**Objective**
Take the entries below and print all of them exactly, please.

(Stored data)

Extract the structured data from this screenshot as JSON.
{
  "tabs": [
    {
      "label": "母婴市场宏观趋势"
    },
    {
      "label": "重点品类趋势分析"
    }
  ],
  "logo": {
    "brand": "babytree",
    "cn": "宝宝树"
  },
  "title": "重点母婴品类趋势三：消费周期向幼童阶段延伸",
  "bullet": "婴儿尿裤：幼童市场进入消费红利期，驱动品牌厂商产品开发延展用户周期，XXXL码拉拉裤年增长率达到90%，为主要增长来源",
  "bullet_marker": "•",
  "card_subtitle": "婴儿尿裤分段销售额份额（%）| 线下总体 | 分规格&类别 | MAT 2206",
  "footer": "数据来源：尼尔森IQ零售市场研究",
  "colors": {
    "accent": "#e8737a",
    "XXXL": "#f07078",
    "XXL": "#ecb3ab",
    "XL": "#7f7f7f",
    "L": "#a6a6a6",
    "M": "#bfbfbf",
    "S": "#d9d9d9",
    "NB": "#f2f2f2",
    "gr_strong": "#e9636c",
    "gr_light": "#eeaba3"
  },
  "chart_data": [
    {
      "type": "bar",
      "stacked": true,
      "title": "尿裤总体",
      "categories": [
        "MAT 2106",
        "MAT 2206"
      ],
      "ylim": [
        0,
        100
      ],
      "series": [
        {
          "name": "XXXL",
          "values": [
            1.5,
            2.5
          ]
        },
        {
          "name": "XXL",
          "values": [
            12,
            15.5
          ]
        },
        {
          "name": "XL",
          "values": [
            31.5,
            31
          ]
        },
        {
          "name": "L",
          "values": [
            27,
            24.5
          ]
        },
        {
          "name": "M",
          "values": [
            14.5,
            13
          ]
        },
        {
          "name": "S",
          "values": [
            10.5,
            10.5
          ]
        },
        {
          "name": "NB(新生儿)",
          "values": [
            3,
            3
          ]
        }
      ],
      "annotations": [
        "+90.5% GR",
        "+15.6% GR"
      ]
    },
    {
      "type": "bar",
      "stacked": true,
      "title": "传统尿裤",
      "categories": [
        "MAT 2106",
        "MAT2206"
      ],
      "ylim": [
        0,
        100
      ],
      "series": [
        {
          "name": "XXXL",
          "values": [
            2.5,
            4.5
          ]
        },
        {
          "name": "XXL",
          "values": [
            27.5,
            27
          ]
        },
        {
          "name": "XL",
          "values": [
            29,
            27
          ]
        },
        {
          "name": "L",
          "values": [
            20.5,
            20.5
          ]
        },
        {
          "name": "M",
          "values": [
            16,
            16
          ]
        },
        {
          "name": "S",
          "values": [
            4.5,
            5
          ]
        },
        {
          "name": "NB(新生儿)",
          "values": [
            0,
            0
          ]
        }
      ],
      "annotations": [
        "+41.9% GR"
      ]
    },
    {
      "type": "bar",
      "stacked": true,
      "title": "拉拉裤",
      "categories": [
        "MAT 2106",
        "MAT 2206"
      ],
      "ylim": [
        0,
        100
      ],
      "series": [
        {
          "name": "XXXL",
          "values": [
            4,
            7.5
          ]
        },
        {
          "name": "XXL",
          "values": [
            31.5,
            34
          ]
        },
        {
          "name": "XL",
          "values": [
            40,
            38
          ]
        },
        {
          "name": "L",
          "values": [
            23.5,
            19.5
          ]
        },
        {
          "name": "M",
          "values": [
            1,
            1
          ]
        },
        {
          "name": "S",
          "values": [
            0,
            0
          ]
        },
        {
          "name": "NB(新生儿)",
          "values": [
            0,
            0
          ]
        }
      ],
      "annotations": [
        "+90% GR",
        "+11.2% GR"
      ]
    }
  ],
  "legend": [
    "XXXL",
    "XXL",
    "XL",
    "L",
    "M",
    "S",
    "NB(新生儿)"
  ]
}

**The response**
Extract the structured data from this screenshot as JSON.
{
  "tabs": [
    {
      "label": "母婴市场宏观趋势"
    },
    {
      "label": "重点品类趋势分析"
    }
  ],
  "logo": {
    "brand": "babytree",
    "cn": "宝宝树"
  },
  "title": "重点母婴品类趋势三：消费周期向幼童阶段延伸",
  "bullet": "婴儿尿裤：幼童市场进入消费红利期，驱动品牌厂商产品开发延展用户周期，XXXL码拉拉裤年增长率达到90%，为主要增长来源",
  "bullet_marker": "•",
  "card_subtitle": "婴儿尿裤分段销售额份额（%）| 线下总体 | 分规格&类别 | MAT 2206",
  "footer": "数据来源：尼尔森IQ零售市场研究",
  "colors": {
    "accent": "#e8737a",
    "XXXL": "#f07078",
    "XXL": "#ecb3ab",
    "XL": "#7f7f7f",
    "L": "#a6a6a6",
    "M": "#bfbfbf",
    "S": "#d9d9d9",
    "NB": "#f2f2f2",
    "gr_strong": "#e9636c",
    "gr_light": "#eeaba3"
  },
  "chart_data": [
    {
      "type": "bar",
      "stacked": true,
      "title": "尿裤总体",
      "categories": [
        "MAT 2106",
        "MAT 2206"
      ],
      "ylim": [
        0,
        100
      ],
      "series": [
        {
          "name": "XXXL",
          "values": [
            1.5,
            2.5
          ]
        },
        {
          "name": "XXL",
          "values": [
            12,
            15.5
          ]
        },
        {
          "name": "XL",
          "values": [
            31.5,
            31
          ]
        },
        {
          "name": "L",
          "values": [
            27,
            24.5
          ]
        },
        {
          "name": "M",
          "values": [
            14.5,
            13
          ]
        },
        {
          "name": "S",
          "values": [
            10.5,
            10.5
          ]
        },
        {
          "name": "NB(新生儿)",
          "values": [
            3,
            3
          ]
        }
      ],
      "annotations": [
        "+90.5% GR",
        "+15.6% GR"
      ]
    },
    {
      "type": "bar",
      "stacked": true,
      "title": "传统尿裤",
      "categories": [
        "MAT 2106",
        "MAT2206"
      ],
      "ylim": [
        0,
        100
      ],
      "series": [
        {
          "name": "XXXL",
          "values": [
            2.5,
            4.5
          ]
        },
        {
          "name": "XXL",
          "values": [
            27.5,
            27
          ]
        },
        {
          "name": "XL",
          "values": [
            29,
            27
          ]
        },
        {
          "name": "L",
          "values": [
            20.5,
            20.5
          ]
        },
        {
          "name": "M",
          "values": [
            16,
            16
          ]
        },
        {
          "name": "S",
          "values": [
            4.5,
            5
          ]
        },
        {
          "name": "NB(新生儿)",
          "values": [
            0,
            0
          ]
        }
      ],
      "annotations": [
        "+41.9% GR"
      ]
    },
    {
      "type": "bar",
      "stacked": true,
      "title": "拉拉裤",
      "categories": [
        "MAT 2106",
        "MAT 2206"
      ],
      "ylim": [
        0,
        100
      ],
      "series": [
        {
          "name": "XXXL",
          "values": [
            4,
            7.5
          ]
        },
        {
          "name": "XXL",
          "values": [
            31.5,
            34
          ]
        },
        {
          "name": "XL",
          "values": [
            40,
            38
          ]
        },
        {
          "name": "L",
          "values": [
            23.5,
            19.5
          ]
        },
        {
          "name": "M",
          "values": [
            1,
            1
          ]
        },
        {
          "name": "S",
          "values": [
            0,
            0
          ]
        },
        {
          "name": "NB(新生儿)",
          "values": [
            0,
            0
          ]
        }
      ],
      "annotations": [
        "+90% GR",
        "+11.2% GR"
      ]
    }
  ],
  "legend": [
    "XXXL",
    "XXL",
    "XL",
    "L",
    "M",
    "S",
    "NB(新生儿)"
  ]
}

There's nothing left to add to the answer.